[START OF Provided information]
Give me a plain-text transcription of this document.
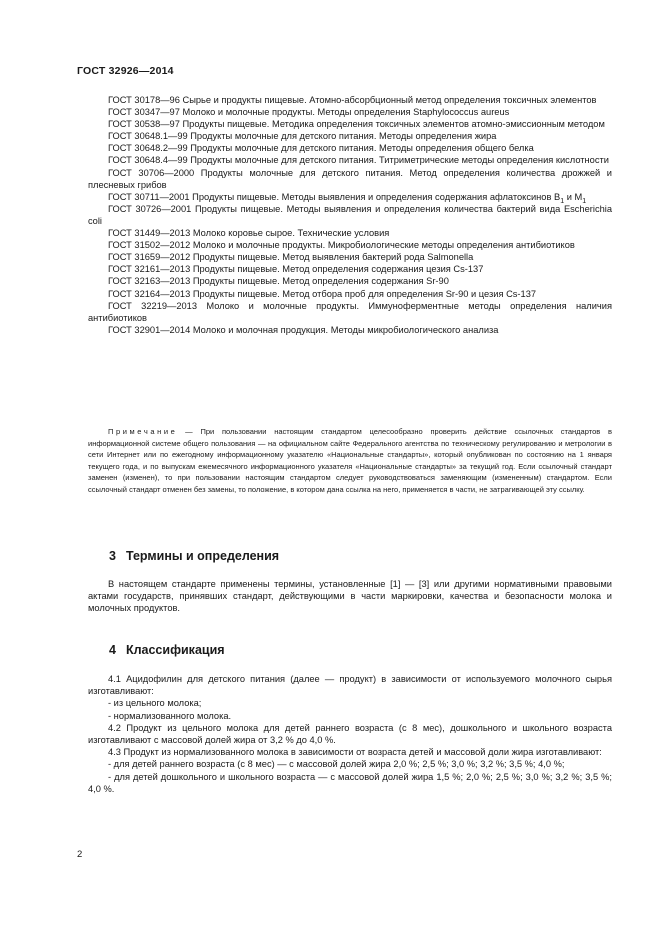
ГОСТ 32926—2014
ГОСТ 30178—96 Сырье и продукты пищевые. Атомно-абсорбционный метод определения токсичных элементов
ГОСТ 30347—97 Молоко и молочные продукты. Методы определения Staphylococcus aureus
ГОСТ 30538—97 Продукты пищевые. Методика определения токсичных элементов атомно-эмиссионным методом
ГОСТ 30648.1—99 Продукты молочные для детского питания. Методы определения жира
ГОСТ 30648.2—99 Продукты молочные для детского питания. Методы определения общего белка
ГОСТ 30648.4—99 Продукты молочные для детского питания. Титриметрические методы определения кислотности
ГОСТ 30706—2000 Продукты молочные для детского питания. Метод определения количества дрожжей и плесневых грибов
ГОСТ 30711—2001 Продукты пищевые. Методы выявления и определения содержания афлатоксинов $B_1$ и $M_1$
ГОСТ 30726—2001 Продукты пищевые. Методы выявления и определения количества бактерий вида Escherichia coli
ГОСТ 31449—2013 Молоко коровье сырое. Технические условия
ГОСТ 31502—2012 Молоко и молочные продукты. Микробиологические методы определения антибиотиков
ГОСТ 31659—2012 Продукты пищевые. Метод выявления бактерий рода Salmonella
ГОСТ 32161—2013 Продукты пищевые. Метод определения содержания цезия Cs-137
ГОСТ 32163—2013 Продукты пищевые. Метод определения содержания Sr-90
ГОСТ 32164—2013 Продукты пищевые. Метод отбора проб для определения Sr-90 и цезия Cs-137
ГОСТ 32219—2013 Молоко и молочные продукты. Иммуноферментные методы определения наличия антибиотиков
ГОСТ 32901—2014 Молоко и молочная продукция. Методы микробиологического анализа
Примечание — При пользовании настоящим стандартом целесообразно проверить действие ссылочных стандартов в информационной системе общего пользования — на официальном сайте Федерального агентства по техническому регулированию и метрологии в сети Интернет или по ежегодному информационному указателю «Национальные стандарты», который опубликован по состоянию на 1 января текущего года, и по выпускам ежемесячного информационного указателя «Национальные стандарты» за текущий год. Если ссылочный стандарт заменен (изменен), то при пользовании настоящим стандартом следует руководствоваться заменяющим (измененным) стандартом. Если ссылочный стандарт отменен без замены, то положение, в котором дана ссылка на него, применяется в части, не затрагивающей эту ссылку.
3 Термины и определения
В настоящем стандарте применены термины, установленные [1] — [3] или другими нормативными правовыми актами государств, принявших стандарт, действующими в части маркировки, качества и безопасности молока и молочных продуктов.
4 Классификация
4.1 Ацидофилин для детского питания (далее — продукт) в зависимости от используемого молочного сырья изготавливают:
- из цельного молока;
- нормализованного молока.
4.2 Продукт из цельного молока для детей раннего возраста (с 8 мес), дошкольного и школьного возраста изготавливают с массовой долей жира от 3,2 % до 4,0 %.
4.3 Продукт из нормализованного молока в зависимости от возраста детей и массовой доли жира изготавливают:
- для детей раннего возраста (с 8 мес) — с массовой долей жира 2,0 %; 2,5 %; 3,0 %; 3,2 %; 3,5 %; 4,0 %;
- для детей дошкольного и школьного возраста — с массовой долей жира 1,5 %; 2,0 %; 2,5 %; 3,0 %; 3,2 %; 3,5 %; 4,0 %.
2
[END OF Provided information]
Directions:
Output all the records, word for word, with no pictures in the copy.

Response to this task:
Give me a plain-text transcription of this document.
ГОСТ 32926—2014
ГОСТ 30178—96 Сырье и продукты пищевые. Атомно-абсорбционный метод определения токсичных элементов
ГОСТ 30347—97 Молоко и молочные продукты. Методы определения Staphylococcus aureus
ГОСТ 30538—97 Продукты пищевые. Методика определения токсичных элементов атомно-эмиссионным методом
ГОСТ 30648.1—99 Продукты молочные для детского питания. Методы определения жира
ГОСТ 30648.2—99 Продукты молочные для детского питания. Методы определения общего белка
ГОСТ 30648.4—99 Продукты молочные для детского питания. Титриметрические методы определения кислотности
ГОСТ 30706—2000 Продукты молочные для детского питания. Метод определения количества дрожжей и плесневых грибов
ГОСТ 30711—2001 Продукты пищевые. Методы выявления и определения содержания афлатоксинов $B_1$ и $M_1$
ГОСТ 30726—2001 Продукты пищевые. Методы выявления и определения количества бактерий вида Escherichia coli
ГОСТ 31449—2013 Молоко коровье сырое. Технические условия
ГОСТ 31502—2012 Молоко и молочные продукты. Микробиологические методы определения антибиотиков
ГОСТ 31659—2012 Продукты пищевые. Метод выявления бактерий рода Salmonella
ГОСТ 32161—2013 Продукты пищевые. Метод определения содержания цезия Cs-137
ГОСТ 32163—2013 Продукты пищевые. Метод определения содержания Sr-90
ГОСТ 32164—2013 Продукты пищевые. Метод отбора проб для определения Sr-90 и цезия Cs-137
ГОСТ 32219—2013 Молоко и молочные продукты. Иммуноферментные методы определения наличия антибиотиков
ГОСТ 32901—2014 Молоко и молочная продукция. Методы микробиологического анализа
Примечание — При пользовании настоящим стандартом целесообразно проверить действие ссылочных стандартов в информационной системе общего пользования — на официальном сайте Федерального агентства по техническому регулированию и метрологии в сети Интернет или по ежегодному информационному указателю «Национальные стандарты», который опубликован по состоянию на 1 января текущего года, и по выпускам ежемесячного информационного указателя «Национальные стандарты» за текущий год. Если ссылочный стандарт заменен (изменен), то при пользовании настоящим стандартом следует руководствоваться заменяющим (измененным) стандартом. Если ссылочный стандарт отменен без замены, то положение, в котором дана ссылка на него, применяется в части, не затрагивающей эту ссылку.
3 Термины и определения
В настоящем стандарте применены термины, установленные [1] — [3] или другими нормативными правовыми актами государств, принявших стандарт, действующими в части маркировки, качества и безопасности молока и молочных продуктов.
4 Классификация
4.1 Ацидофилин для детского питания (далее — продукт) в зависимости от используемого молочного сырья изготавливают:
- из цельного молока;
- нормализованного молока.
4.2 Продукт из цельного молока для детей раннего возраста (с 8 мес), дошкольного и школьного возраста изготавливают с массовой долей жира от 3,2 % до 4,0 %.
4.3 Продукт из нормализованного молока в зависимости от возраста детей и массовой доли жира изготавливают:
- для детей раннего возраста (с 8 мес) — с массовой долей жира 2,0 %; 2,5 %; 3,0 %; 3,2 %; 3,5 %; 4,0 %;
- для детей дошкольного и школьного возраста — с массовой долей жира 1,5 %; 2,0 %; 2,5 %; 3,0 %; 3,2 %; 3,5 %; 4,0 %.
2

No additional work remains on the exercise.